==== MATERIAL

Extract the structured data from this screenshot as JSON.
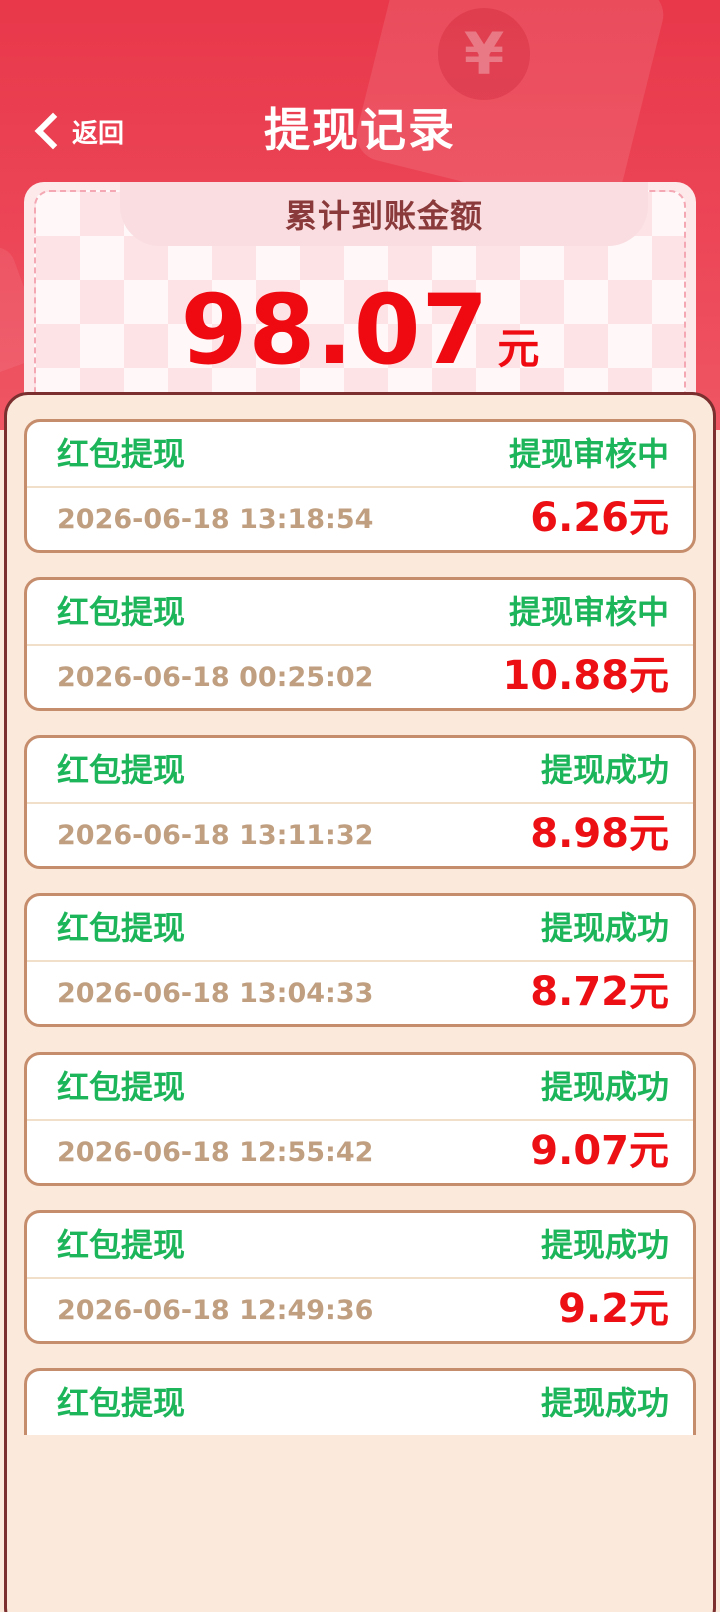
{
  "header": {
    "back_label": "返回",
    "title": "提现记录"
  },
  "summary": {
    "label": "累计到账金额",
    "amount": "98.07",
    "unit": "元",
    "coin_symbol": "¥"
  },
  "records": [
    {
      "type": "红包提现",
      "status": "提现审核中",
      "time": "2026-06-18 13:18:54",
      "amount": "6.26元"
    },
    {
      "type": "红包提现",
      "status": "提现审核中",
      "time": "2026-06-18 00:25:02",
      "amount": "10.88元"
    },
    {
      "type": "红包提现",
      "status": "提现成功",
      "time": "2026-06-18 13:11:32",
      "amount": "8.98元"
    },
    {
      "type": "红包提现",
      "status": "提现成功",
      "time": "2026-06-18 13:04:33",
      "amount": "8.72元"
    },
    {
      "type": "红包提现",
      "status": "提现成功",
      "time": "2026-06-18 12:55:42",
      "amount": "9.07元"
    },
    {
      "type": "红包提现",
      "status": "提现成功",
      "time": "2026-06-18 12:49:36",
      "amount": "9.2元"
    },
    {
      "type": "红包提现",
      "status": "提现成功",
      "time": "",
      "amount": ""
    }
  ],
  "colors": {
    "header_red": "#e8384a",
    "amount_red": "#ee0a10",
    "status_green": "#1db55a",
    "timestamp_tan": "#c09f80",
    "card_border": "#c68d6d",
    "panel_bg": "#fbeadb"
  }
}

========

PROBLEM DETAILS: Make an exact copy of the records above, with the pictures left out.

ANSWER FOR THIS EXERCISE:
Extract the structured data from this screenshot as JSON.
{
  "header": {
    "back_label": "返回",
    "title": "提现记录"
  },
  "summary": {
    "label": "累计到账金额",
    "amount": "98.07",
    "unit": "元",
    "coin_symbol": "¥"
  },
  "records": [
    {
      "type": "红包提现",
      "status": "提现审核中",
      "time": "2026-06-18 13:18:54",
      "amount": "6.26元"
    },
    {
      "type": "红包提现",
      "status": "提现审核中",
      "time": "2026-06-18 00:25:02",
      "amount": "10.88元"
    },
    {
      "type": "红包提现",
      "status": "提现成功",
      "time": "2026-06-18 13:11:32",
      "amount": "8.98元"
    },
    {
      "type": "红包提现",
      "status": "提现成功",
      "time": "2026-06-18 13:04:33",
      "amount": "8.72元"
    },
    {
      "type": "红包提现",
      "status": "提现成功",
      "time": "2026-06-18 12:55:42",
      "amount": "9.07元"
    },
    {
      "type": "红包提现",
      "status": "提现成功",
      "time": "2026-06-18 12:49:36",
      "amount": "9.2元"
    },
    {
      "type": "红包提现",
      "status": "提现成功",
      "time": "",
      "amount": ""
    }
  ],
  "colors": {
    "header_red": "#e8384a",
    "amount_red": "#ee0a10",
    "status_green": "#1db55a",
    "timestamp_tan": "#c09f80",
    "card_border": "#c68d6d",
    "panel_bg": "#fbeadb"
  }
}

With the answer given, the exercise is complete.